Exercise requirements:
Output all the data exactly. Pictures do not belong in the copy.
*** Information supplied
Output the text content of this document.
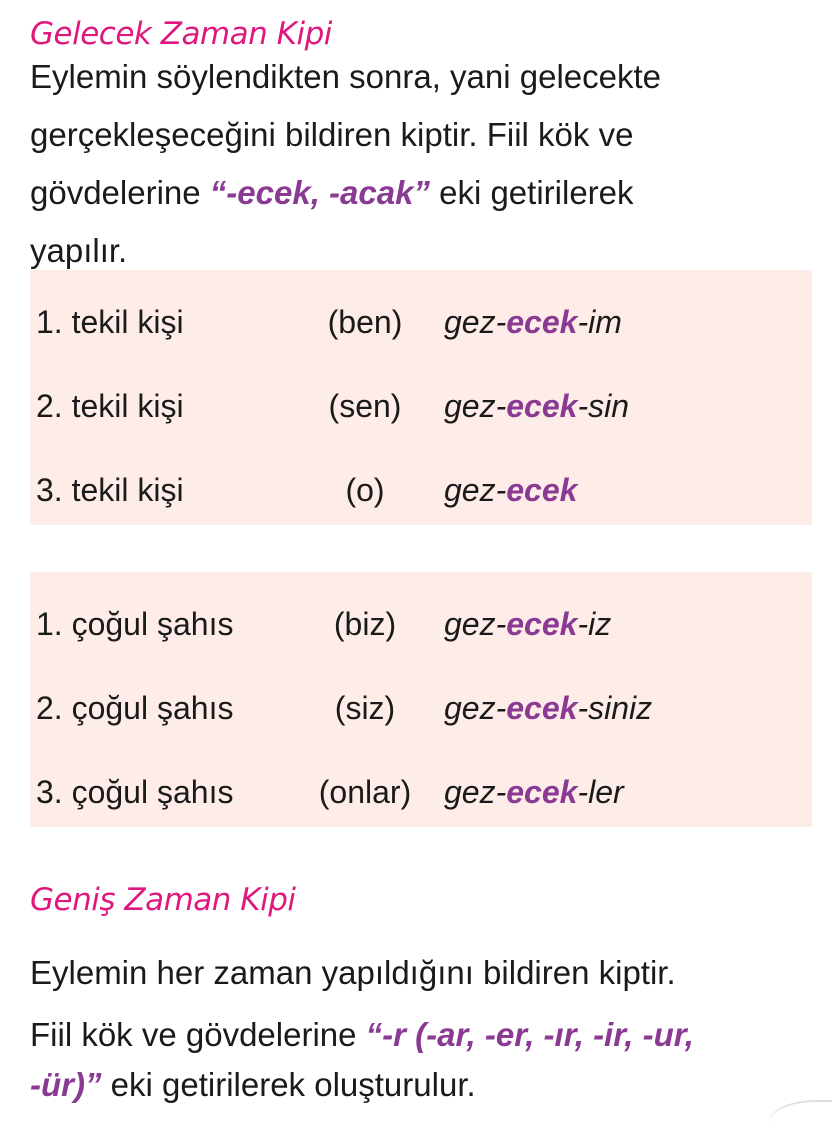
Gelecek Zaman Kipi
Eylemin söylendikten sonra, yani gelecekte
gerçekleşeceğini bildiren kiptir. Fiil kök ve
gövdelerine “-ecek, -acak” eki getirilerek
yapılır.
1. tekil kişi	(ben)	gez-ecek-im
2. tekil kişi	(sen)	gez-ecek-sin
3. tekil kişi	(o)	gez-ecek
1. çoğul şahıs	(biz)	gez-ecek-iz
2. çoğul şahıs	(siz)	gez-ecek-siniz
3. çoğul şahıs	(onlar)	gez-ecek-ler
Geniş Zaman Kipi
Eylemin her zaman yapıldığını bildiren kiptir.
Fiil kök ve gövdelerine “-r (-ar, -er, -ır, -ir, -ur,
-ür)” eki getirilerek oluşturulur.
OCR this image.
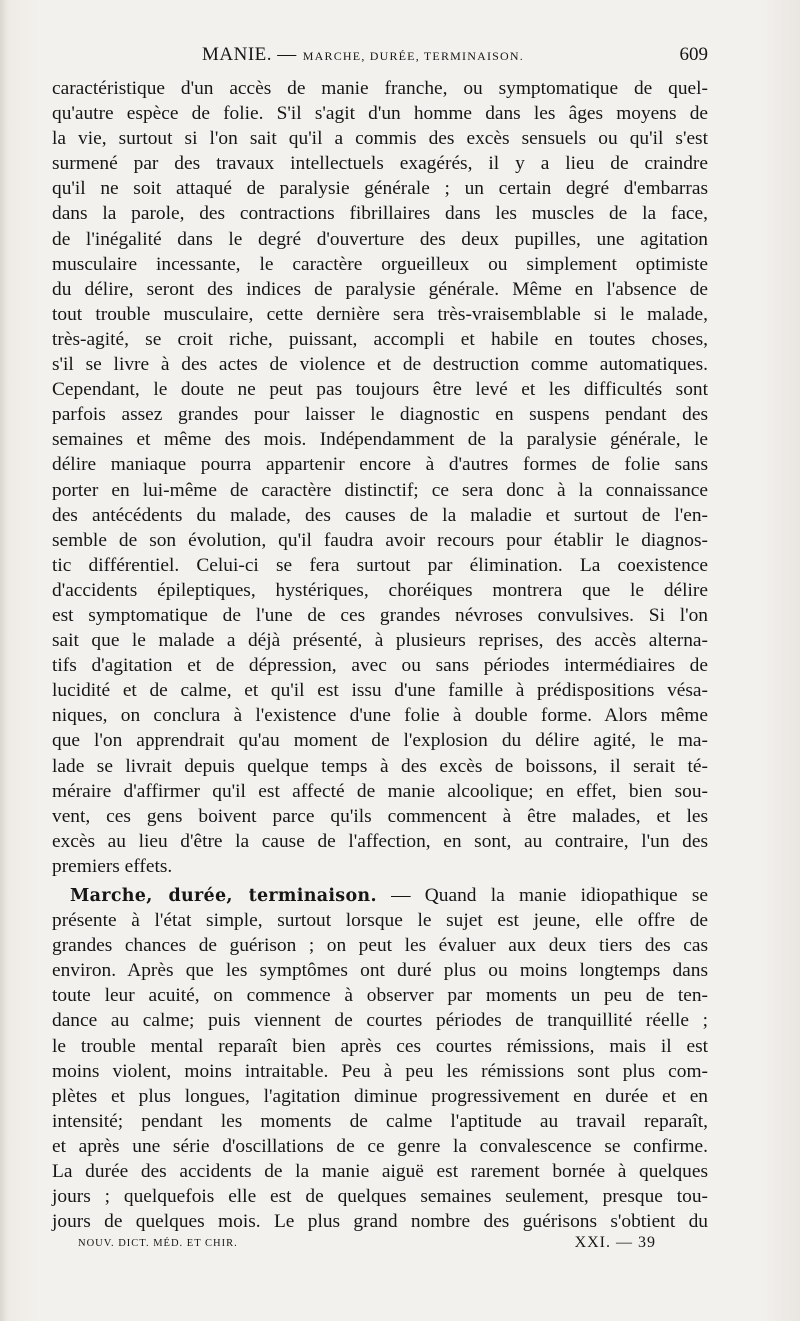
MANIE. — MARCHE, DURÉE, TERMINAISON.	609
caractéristique d'un accès de manie franche, ou symptomatique de quel-
qu'autre espèce de folie. S'il s'agit d'un homme dans les âges moyens de
la vie, surtout si l'on sait qu'il a commis des excès sensuels ou qu'il s'est
surmené par des travaux intellectuels exagérés, il y a lieu de craindre
qu'il ne soit attaqué de paralysie générale ; un certain degré d'embarras
dans la parole, des contractions fibrillaires dans les muscles de la face,
de l'inégalité dans le degré d'ouverture des deux pupilles, une agitation
musculaire incessante, le caractère orgueilleux ou simplement optimiste
du délire, seront des indices de paralysie générale. Même en l'absence de
tout trouble musculaire, cette dernière sera très-vraisemblable si le malade,
très-agité, se croit riche, puissant, accompli et habile en toutes choses,
s'il se livre à des actes de violence et de destruction comme automatiques.
Cependant, le doute ne peut pas toujours être levé et les difficultés sont
parfois assez grandes pour laisser le diagnostic en suspens pendant des
semaines et même des mois. Indépendamment de la paralysie générale, le
délire maniaque pourra appartenir encore à d'autres formes de folie sans
porter en lui-même de caractère distinctif; ce sera donc à la connaissance
des antécédents du malade, des causes de la maladie et surtout de l'en-
semble de son évolution, qu'il faudra avoir recours pour établir le diagnos-
tic différentiel. Celui-ci se fera surtout par élimination. La coexistence
d'accidents épileptiques, hystériques, choréiques montrera que le délire
est symptomatique de l'une de ces grandes névroses convulsives. Si l'on
sait que le malade a déjà présenté, à plusieurs reprises, des accès alterna-
tifs d'agitation et de dépression, avec ou sans périodes intermédiaires de
lucidité et de calme, et qu'il est issu d'une famille à prédispositions vésa-
niques, on conclura à l'existence d'une folie à double forme. Alors même
que l'on apprendrait qu'au moment de l'explosion du délire agité, le ma-
lade se livrait depuis quelque temps à des excès de boissons, il serait té-
méraire d'affirmer qu'il est affecté de manie alcoolique; en effet, bien sou-
vent, ces gens boivent parce qu'ils commencent à être malades, et les
excès au lieu d'être la cause de l'affection, en sont, au contraire, l'un des
premiers effets.
Marche, durée, terminaison. — Quand la manie idiopathique se
présente à l'état simple, surtout lorsque le sujet est jeune, elle offre de
grandes chances de guérison ; on peut les évaluer aux deux tiers des cas
environ. Après que les symptômes ont duré plus ou moins longtemps dans
toute leur acuité, on commence à observer par moments un peu de ten-
dance au calme; puis viennent de courtes périodes de tranquillité réelle ;
le trouble mental reparaît bien après ces courtes rémissions, mais il est
moins violent, moins intraitable. Peu à peu les rémissions sont plus com-
plètes et plus longues, l'agitation diminue progressivement en durée et en
intensité; pendant les moments de calme l'aptitude au travail reparaît,
et après une série d'oscillations de ce genre la convalescence se confirme.
La durée des accidents de la manie aiguë est rarement bornée à quelques
jours ; quelquefois elle est de quelques semaines seulement, presque tou-
jours de quelques mois. Le plus grand nombre des guérisons s'obtient du
NOUV. DICT. MÉD. ET CHIR.	XXI. — 39
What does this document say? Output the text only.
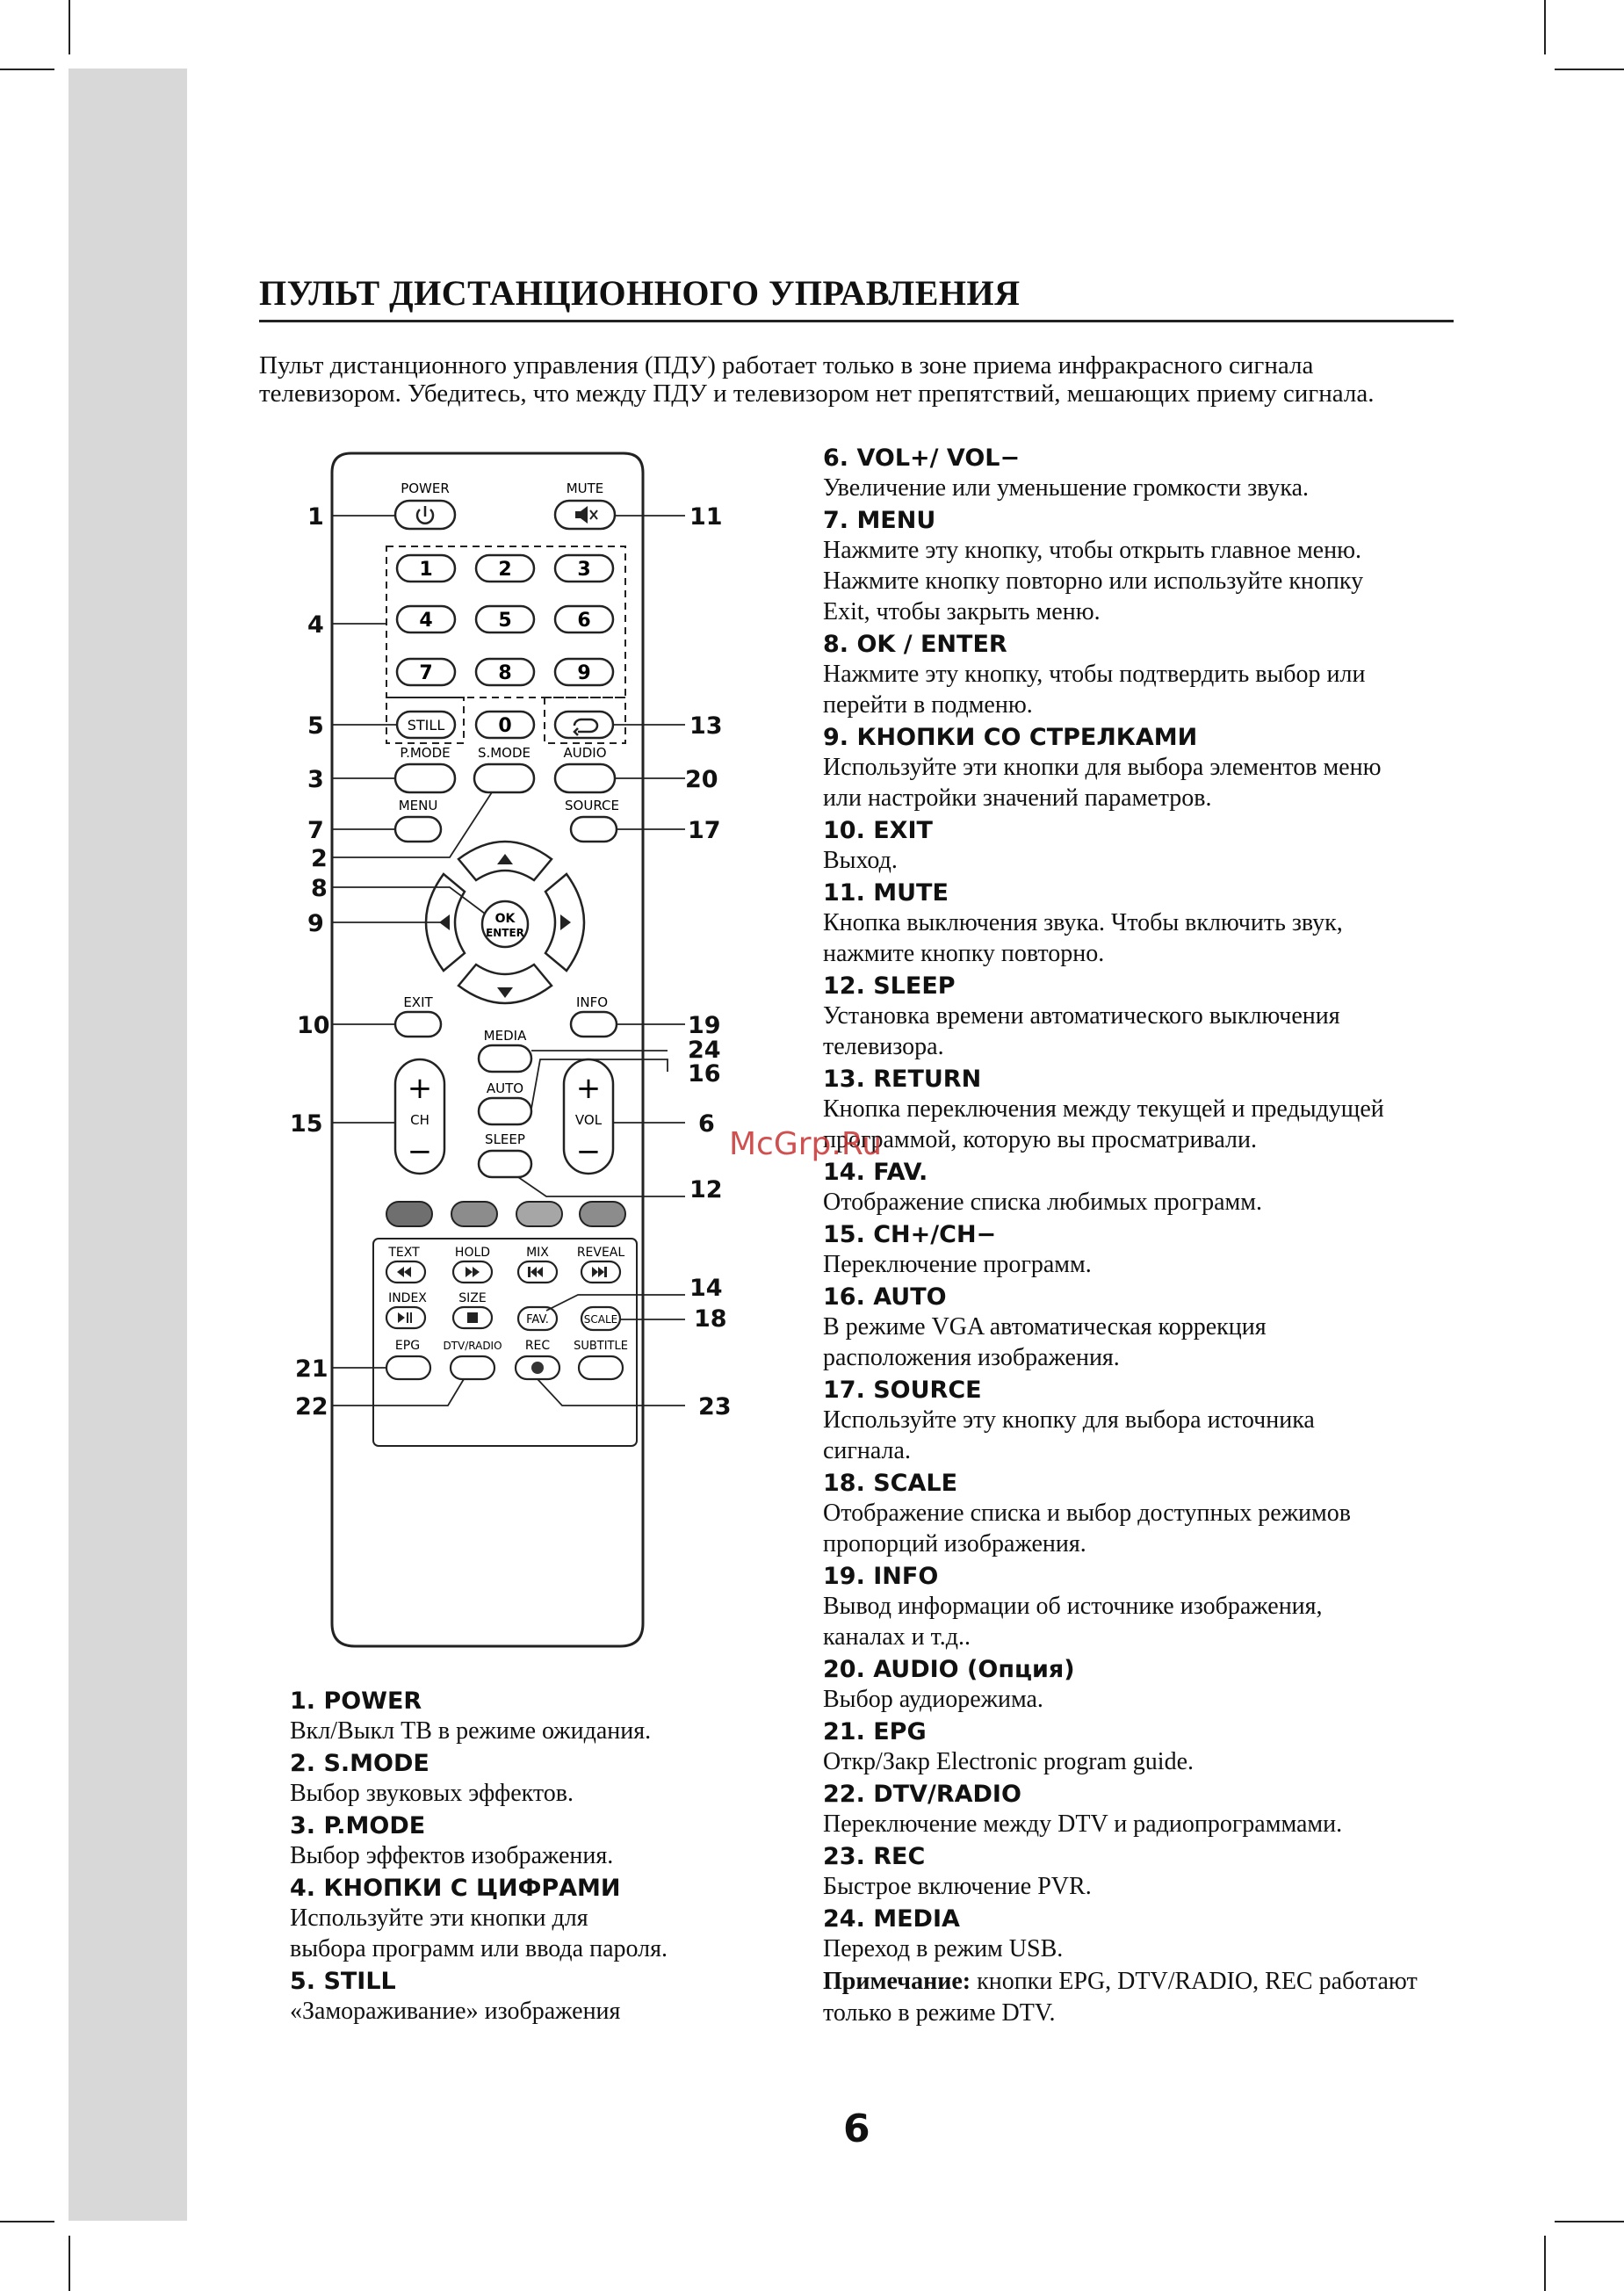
ПУЛЬТ ДИСТАНЦИОННОГО УПРАВЛЕНИЯ

Пульт дистанционного управления (ПДУ) работает только в зоне приема инфракрасного сигнала телевизором. Убедитесь, что между ПДУ и телевизором нет препятствий, мешающих приему сигнала.

POWER	MUTE
1	2	3
4	5	6
7	8	9
STILL	0
P.MODE S.MODE AUDIO
MENU	SOURCE
OK
ENTER
EXIT	INFO
MEDIA
AUTO
SLEEP
+
CH
−
+
VOL
−
TEXT	HOLD	MIX REVEAL
INDEX	SIZE
FAV.	SCALE
EPG DTV/RADIO REC SUBTITLE
1	11
4
5	13
3	20
7	17
2
8
9
10	19
24
16
15	6
12
14
18
21
22	23
6. VOL+/ VOL−
Увеличение или уменьшение громкости звука.
7. MENU
Нажмите эту кнопку, чтобы открыть главное меню.
Нажмите кнопку повторно или используйте кнопку
Exit, чтобы закрыть меню.
8. OK / ENTER
Нажмите эту кнопку, чтобы подтвердить выбор или
перейти в подменю.
9. КНОПКИ СО СТРЕЛКАМИ
Используйте эти кнопки для выбора элементов меню
или настройки значений параметров.
10. EXIT
Выход.
11. MUTE
Кнопка выключения звука. Чтобы включить звук,
нажмите кнопку повторно.
12. SLEEP
Установка времени автоматического выключения
телевизора.
13. RETURN
Кнопка переключения между текущей и предыдущей
программой, которую вы просматривали.
14. FAV.
Отображение списка любимых программ.
15. CH+/CH−
Переключение программ.
16. AUTO
В режиме VGA автоматическая коррекция
расположения изображения.
17. SOURCE
Используйте эту кнопку для выбора источника
сигнала.
18. SCALE
Отображение списка и выбор доступных режимов
пропорций изображения.
19. INFO
Вывод информации об источнике изображения,
каналах и т.д..
20. AUDIO (Опция)
Выбор аудиорежима.
21. EPG
Откр/Закр Electronic program guide.
22. DTV/RADIO
Переключение между DTV и радиопрограммами.
23. REC
Быстрое включение PVR.
24. MEDIA
Переход в режим USB.
1. POWER
Вкл/Выкл ТВ в режиме ожидания.
2. S.MODE
Выбор звуковых эффектов.
3. P.MODE
Выбор эффектов изображения.
4. КНОПКИ С ЦИФРАМИ
Используйте эти кнопки для
выбора программ или ввода пароля.
5. STILL
«Замораживание» изображения

Примечание: кнопки EPG, DTV/RADIO, REC работают только в режиме DTV.

McGrp.Ru

6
******
Written response:
Output the text content of this document.
Gelecek Zaman Kipi
Eylemin söylendikten sonra, yani gelecekte
gerçekleşeceğini bildiren kiptir. Fiil kök ve
gövdelerine “-ecek, -acak” eki getirilerek
yapılır.
1. tekil kişi	(ben)	gez-ecek-im
2. tekil kişi	(sen)	gez-ecek-sin
3. tekil kişi	(o)	gez-ecek
1. çoğul şahıs	(biz)	gez-ecek-iz
2. çoğul şahıs	(siz)	gez-ecek-siniz
3. çoğul şahıs	(onlar)	gez-ecek-ler
Geniş Zaman Kipi
Eylemin her zaman yapıldığını bildiren kiptir.
Fiil kök ve gövdelerine “-r (-ar, -er, -ır, -ir, -ur,
-ür)” eki getirilerek oluşturulur.
OCR this image.
MANIE. — MARCHE, DURÉE, TERMINAISON.	609
caractéristique d'un accès de manie franche, ou symptomatique de quel-
qu'autre espèce de folie. S'il s'agit d'un homme dans les âges moyens de
la vie, surtout si l'on sait qu'il a commis des excès sensuels ou qu'il s'est
surmené par des travaux intellectuels exagérés, il y a lieu de craindre
qu'il ne soit attaqué de paralysie générale ; un certain degré d'embarras
dans la parole, des contractions fibrillaires dans les muscles de la face,
de l'inégalité dans le degré d'ouverture des deux pupilles, une agitation
musculaire incessante, le caractère orgueilleux ou simplement optimiste
du délire, seront des indices de paralysie générale. Même en l'absence de
tout trouble musculaire, cette dernière sera très-vraisemblable si le malade,
très-agité, se croit riche, puissant, accompli et habile en toutes choses,
s'il se livre à des actes de violence et de destruction comme automatiques.
Cependant, le doute ne peut pas toujours être levé et les difficultés sont
parfois assez grandes pour laisser le diagnostic en suspens pendant des
semaines et même des mois. Indépendamment de la paralysie générale, le
délire maniaque pourra appartenir encore à d'autres formes de folie sans
porter en lui-même de caractère distinctif; ce sera donc à la connaissance
des antécédents du malade, des causes de la maladie et surtout de l'en-
semble de son évolution, qu'il faudra avoir recours pour établir le diagnos-
tic différentiel. Celui-ci se fera surtout par élimination. La coexistence
d'accidents épileptiques, hystériques, choréiques montrera que le délire
est symptomatique de l'une de ces grandes névroses convulsives. Si l'on
sait que le malade a déjà présenté, à plusieurs reprises, des accès alterna-
tifs d'agitation et de dépression, avec ou sans périodes intermédiaires de
lucidité et de calme, et qu'il est issu d'une famille à prédispositions vésa-
niques, on conclura à l'existence d'une folie à double forme. Alors même
que l'on apprendrait qu'au moment de l'explosion du délire agité, le ma-
lade se livrait depuis quelque temps à des excès de boissons, il serait té-
méraire d'affirmer qu'il est affecté de manie alcoolique; en effet, bien sou-
vent, ces gens boivent parce qu'ils commencent à être malades, et les
excès au lieu d'être la cause de l'affection, en sont, au contraire, l'un des
premiers effets.
Marche, durée, terminaison. — Quand la manie idiopathique se
présente à l'état simple, surtout lorsque le sujet est jeune, elle offre de
grandes chances de guérison ; on peut les évaluer aux deux tiers des cas
environ. Après que les symptômes ont duré plus ou moins longtemps dans
toute leur acuité, on commence à observer par moments un peu de ten-
dance au calme; puis viennent de courtes périodes de tranquillité réelle ;
le trouble mental reparaît bien après ces courtes rémissions, mais il est
moins violent, moins intraitable. Peu à peu les rémissions sont plus com-
plètes et plus longues, l'agitation diminue progressivement en durée et en
intensité; pendant les moments de calme l'aptitude au travail reparaît,
et après une série d'oscillations de ce genre la convalescence se confirme.
La durée des accidents de la manie aiguë est rarement bornée à quelques
jours ; quelquefois elle est de quelques semaines seulement, presque tou-
jours de quelques mois. Le plus grand nombre des guérisons s'obtient du
NOUV. DICT. MÉD. ET CHIR.	XXI. — 39
What does this document say? Output the text only.
ПУЛЬТ ДИСТАНЦИОННОГО УПРАВЛЕНИЯ

Пульт дистанционного управления (ПДУ) работает только в зоне приема инфракрасного сигнала телевизором. Убедитесь, что между ПДУ и телевизором нет препятствий, мешающих приему сигнала.

POWER	MUTE
1	2	3
4	5	6
7	8	9
STILL	0
P.MODE S.MODE AUDIO
MENU	SOURCE
OK
ENTER
EXIT	INFO
MEDIA
AUTO
SLEEP
+
CH
−
+
VOL
−
TEXT	HOLD	MIX REVEAL
INDEX	SIZE
FAV.	SCALE
EPG DTV/RADIO REC SUBTITLE
1	11
4
5	13
3	20
7	17
2
8
9
10	19
24
16
15	6
12
14
18
21
22	23
6. VOL+/ VOL−
Увеличение или уменьшение громкости звука.
7. MENU
Нажмите эту кнопку, чтобы открыть главное меню.
Нажмите кнопку повторно или используйте кнопку
Exit, чтобы закрыть меню.
8. OK / ENTER
Нажмите эту кнопку, чтобы подтвердить выбор или
перейти в подменю.
9. КНОПКИ СО СТРЕЛКАМИ
Используйте эти кнопки для выбора элементов меню
или настройки значений параметров.
10. EXIT
Выход.
11. MUTE
Кнопка выключения звука. Чтобы включить звук,
нажмите кнопку повторно.
12. SLEEP
Установка времени автоматического выключения
телевизора.
13. RETURN
Кнопка переключения между текущей и предыдущей
программой, которую вы просматривали.
14. FAV.
Отображение списка любимых программ.
15. CH+/CH−
Переключение программ.
16. AUTO
В режиме VGA автоматическая коррекция
расположения изображения.
17. SOURCE
Используйте эту кнопку для выбора источника
сигнала.
18. SCALE
Отображение списка и выбор доступных режимов
пропорций изображения.
19. INFO
Вывод информации об источнике изображения,
каналах и т.д..
20. AUDIO (Опция)
Выбор аудиорежима.
21. EPG
Откр/Закр Electronic program guide.
22. DTV/RADIO
Переключение между DTV и радиопрограммами.
23. REC
Быстрое включение PVR.
24. MEDIA
Переход в режим USB.
1. POWER
Вкл/Выкл ТВ в режиме ожидания.
2. S.MODE
Выбор звуковых эффектов.
3. P.MODE
Выбор эффектов изображения.
4. КНОПКИ С ЦИФРАМИ
Используйте эти кнопки для
выбора программ или ввода пароля.
5. STILL
«Замораживание» изображения

Примечание: кнопки EPG, DTV/RADIO, REC работают только в режиме DTV.

McGrp.Ru

6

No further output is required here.